>>>>

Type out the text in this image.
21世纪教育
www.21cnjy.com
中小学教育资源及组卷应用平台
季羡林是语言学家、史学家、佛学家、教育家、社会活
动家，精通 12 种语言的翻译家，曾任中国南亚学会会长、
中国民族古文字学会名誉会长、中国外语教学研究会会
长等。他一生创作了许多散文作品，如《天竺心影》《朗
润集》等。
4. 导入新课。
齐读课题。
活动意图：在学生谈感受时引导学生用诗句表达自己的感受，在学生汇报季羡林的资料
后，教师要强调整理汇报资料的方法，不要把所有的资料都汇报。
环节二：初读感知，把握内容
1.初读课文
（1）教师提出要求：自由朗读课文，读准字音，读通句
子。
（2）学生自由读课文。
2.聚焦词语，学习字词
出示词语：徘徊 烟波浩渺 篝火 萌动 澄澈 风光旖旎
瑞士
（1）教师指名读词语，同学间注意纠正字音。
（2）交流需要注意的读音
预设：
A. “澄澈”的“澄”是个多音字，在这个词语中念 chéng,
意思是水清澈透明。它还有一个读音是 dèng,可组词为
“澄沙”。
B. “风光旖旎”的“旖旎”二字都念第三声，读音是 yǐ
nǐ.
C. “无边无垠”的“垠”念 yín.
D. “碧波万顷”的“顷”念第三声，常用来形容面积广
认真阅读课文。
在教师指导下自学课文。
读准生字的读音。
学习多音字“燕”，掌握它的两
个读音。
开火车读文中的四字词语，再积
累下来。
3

<<<<
>>>>

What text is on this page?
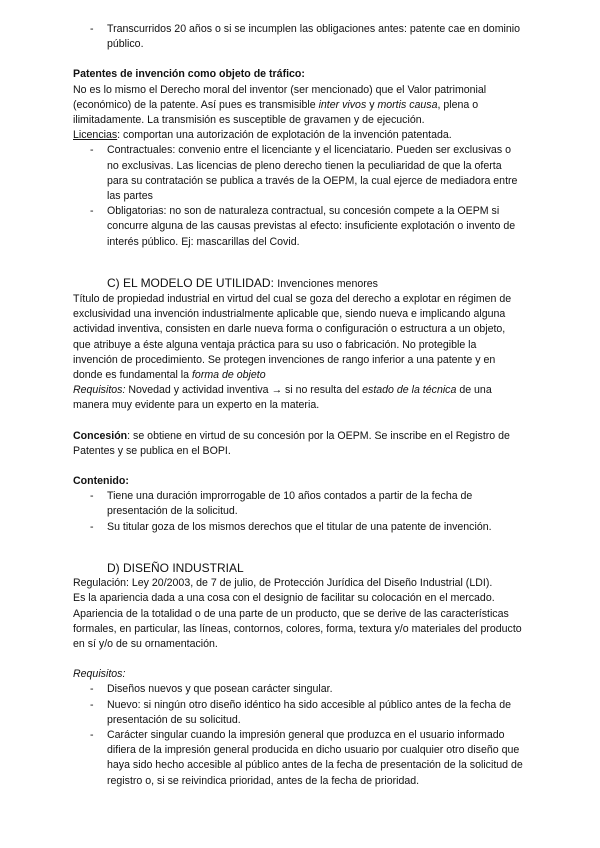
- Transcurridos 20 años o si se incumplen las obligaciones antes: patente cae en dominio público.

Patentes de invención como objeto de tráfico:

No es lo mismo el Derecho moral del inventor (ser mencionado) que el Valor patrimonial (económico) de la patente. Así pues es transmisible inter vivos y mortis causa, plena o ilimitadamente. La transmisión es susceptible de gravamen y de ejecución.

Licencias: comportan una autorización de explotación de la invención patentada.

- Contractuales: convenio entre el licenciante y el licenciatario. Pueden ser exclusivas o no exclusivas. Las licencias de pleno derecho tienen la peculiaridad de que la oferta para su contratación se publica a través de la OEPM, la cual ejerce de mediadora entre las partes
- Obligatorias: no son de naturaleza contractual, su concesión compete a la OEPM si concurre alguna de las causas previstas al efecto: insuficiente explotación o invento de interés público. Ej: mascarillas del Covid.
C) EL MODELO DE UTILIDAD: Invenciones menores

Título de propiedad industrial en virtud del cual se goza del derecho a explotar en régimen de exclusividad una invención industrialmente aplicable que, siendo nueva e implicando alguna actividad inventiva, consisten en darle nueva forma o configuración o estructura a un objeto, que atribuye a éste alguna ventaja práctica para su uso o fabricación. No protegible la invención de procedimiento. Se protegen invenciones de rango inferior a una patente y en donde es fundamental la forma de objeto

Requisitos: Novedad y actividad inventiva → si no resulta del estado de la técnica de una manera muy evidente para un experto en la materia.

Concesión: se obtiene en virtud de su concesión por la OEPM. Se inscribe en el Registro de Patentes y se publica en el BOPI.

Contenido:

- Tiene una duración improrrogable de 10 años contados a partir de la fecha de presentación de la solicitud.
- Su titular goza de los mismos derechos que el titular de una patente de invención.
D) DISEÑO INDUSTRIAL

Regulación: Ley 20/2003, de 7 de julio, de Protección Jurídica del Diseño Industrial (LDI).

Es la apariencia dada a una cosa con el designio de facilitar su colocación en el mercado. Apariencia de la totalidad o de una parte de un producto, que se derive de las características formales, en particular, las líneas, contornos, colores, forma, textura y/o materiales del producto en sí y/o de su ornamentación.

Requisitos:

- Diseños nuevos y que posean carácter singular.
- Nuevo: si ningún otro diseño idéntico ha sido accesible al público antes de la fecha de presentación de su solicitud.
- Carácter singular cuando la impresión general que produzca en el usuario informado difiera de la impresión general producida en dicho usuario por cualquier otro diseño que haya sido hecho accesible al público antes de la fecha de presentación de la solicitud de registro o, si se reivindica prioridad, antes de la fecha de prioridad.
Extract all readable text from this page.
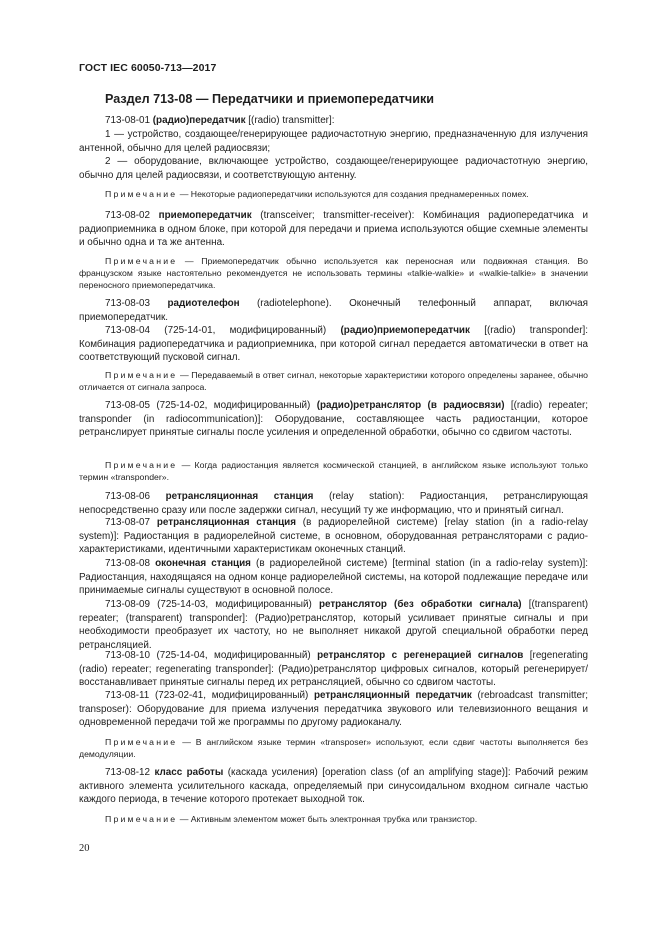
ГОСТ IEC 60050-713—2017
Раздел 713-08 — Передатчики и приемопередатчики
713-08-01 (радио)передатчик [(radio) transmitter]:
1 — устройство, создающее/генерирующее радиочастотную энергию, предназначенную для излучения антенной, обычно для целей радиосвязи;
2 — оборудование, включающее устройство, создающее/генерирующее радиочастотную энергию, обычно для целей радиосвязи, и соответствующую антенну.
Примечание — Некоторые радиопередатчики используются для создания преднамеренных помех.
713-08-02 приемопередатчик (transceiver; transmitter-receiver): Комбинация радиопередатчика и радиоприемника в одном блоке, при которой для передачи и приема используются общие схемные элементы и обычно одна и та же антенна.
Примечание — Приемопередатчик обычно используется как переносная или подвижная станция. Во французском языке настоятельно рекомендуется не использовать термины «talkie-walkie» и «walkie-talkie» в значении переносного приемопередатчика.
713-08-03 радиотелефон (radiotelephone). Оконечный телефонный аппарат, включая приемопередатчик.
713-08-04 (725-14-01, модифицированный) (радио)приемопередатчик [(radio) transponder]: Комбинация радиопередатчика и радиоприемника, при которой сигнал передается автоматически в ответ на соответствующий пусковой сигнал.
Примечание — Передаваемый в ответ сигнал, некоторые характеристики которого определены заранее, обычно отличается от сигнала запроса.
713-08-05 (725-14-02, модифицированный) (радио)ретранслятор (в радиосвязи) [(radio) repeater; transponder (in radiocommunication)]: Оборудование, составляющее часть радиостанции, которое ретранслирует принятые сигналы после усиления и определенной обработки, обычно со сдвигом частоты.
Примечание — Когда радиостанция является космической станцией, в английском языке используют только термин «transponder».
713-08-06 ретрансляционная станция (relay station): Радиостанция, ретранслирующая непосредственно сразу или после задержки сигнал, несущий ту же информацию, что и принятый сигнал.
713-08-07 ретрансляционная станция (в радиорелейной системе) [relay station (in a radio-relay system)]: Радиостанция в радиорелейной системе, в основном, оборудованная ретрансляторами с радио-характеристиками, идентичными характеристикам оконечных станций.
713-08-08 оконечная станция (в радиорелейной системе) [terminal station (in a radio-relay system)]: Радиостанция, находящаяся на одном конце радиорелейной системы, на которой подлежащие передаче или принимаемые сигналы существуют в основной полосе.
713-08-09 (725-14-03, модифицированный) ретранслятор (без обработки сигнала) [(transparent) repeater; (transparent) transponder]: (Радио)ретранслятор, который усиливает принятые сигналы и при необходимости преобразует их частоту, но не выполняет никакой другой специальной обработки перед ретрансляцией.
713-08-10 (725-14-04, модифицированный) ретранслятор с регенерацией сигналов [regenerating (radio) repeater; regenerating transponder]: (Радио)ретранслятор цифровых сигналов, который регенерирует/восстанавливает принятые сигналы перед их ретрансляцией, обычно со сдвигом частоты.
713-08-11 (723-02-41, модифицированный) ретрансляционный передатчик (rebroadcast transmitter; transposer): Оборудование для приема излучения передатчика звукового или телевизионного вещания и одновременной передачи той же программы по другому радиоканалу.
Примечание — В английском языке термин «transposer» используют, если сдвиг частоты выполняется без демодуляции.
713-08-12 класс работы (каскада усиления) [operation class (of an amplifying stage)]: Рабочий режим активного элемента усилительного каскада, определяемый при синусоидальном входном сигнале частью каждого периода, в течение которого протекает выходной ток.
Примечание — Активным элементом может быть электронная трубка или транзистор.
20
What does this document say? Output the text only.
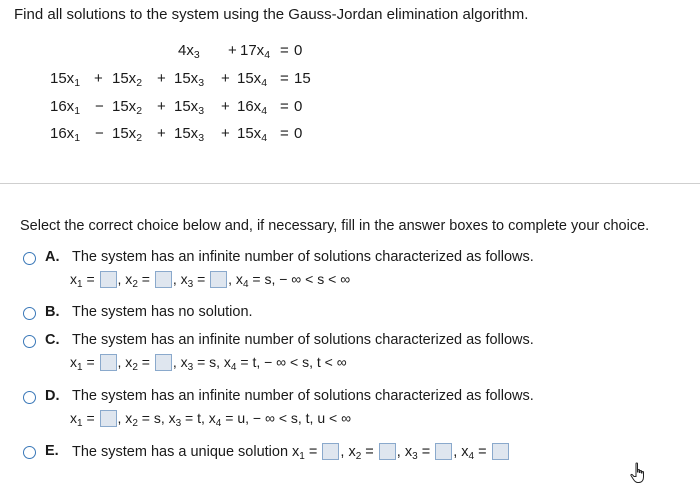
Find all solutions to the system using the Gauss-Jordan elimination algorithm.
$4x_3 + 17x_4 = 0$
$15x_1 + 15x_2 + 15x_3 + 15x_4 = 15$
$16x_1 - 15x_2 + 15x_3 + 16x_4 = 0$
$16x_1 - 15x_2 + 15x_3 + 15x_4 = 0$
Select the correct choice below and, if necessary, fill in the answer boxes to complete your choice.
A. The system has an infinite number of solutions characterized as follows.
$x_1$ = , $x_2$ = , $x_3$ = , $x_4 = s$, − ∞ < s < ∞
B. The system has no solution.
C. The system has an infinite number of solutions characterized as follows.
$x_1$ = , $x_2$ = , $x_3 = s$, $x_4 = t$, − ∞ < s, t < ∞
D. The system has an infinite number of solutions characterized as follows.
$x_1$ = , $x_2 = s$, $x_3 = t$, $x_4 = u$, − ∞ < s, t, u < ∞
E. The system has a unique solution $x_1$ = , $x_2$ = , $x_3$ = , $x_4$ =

<<<<

» **Your objective**
Select every line of the material above holding the word "transposer" and copy it.

» **The output**
713-08-11 (723-02-41, модифицированный) ретрансляционный передатчик (rebroadcast transmitter; transposer): Оборудование для приема излучения передатчика звукового или телевизионного вещания и одновременной передачи той же программы по другому радиоканалу.
Примечание — В английском языке термин «transposer» используют, если сдвиг частоты выполняется без демодуляции.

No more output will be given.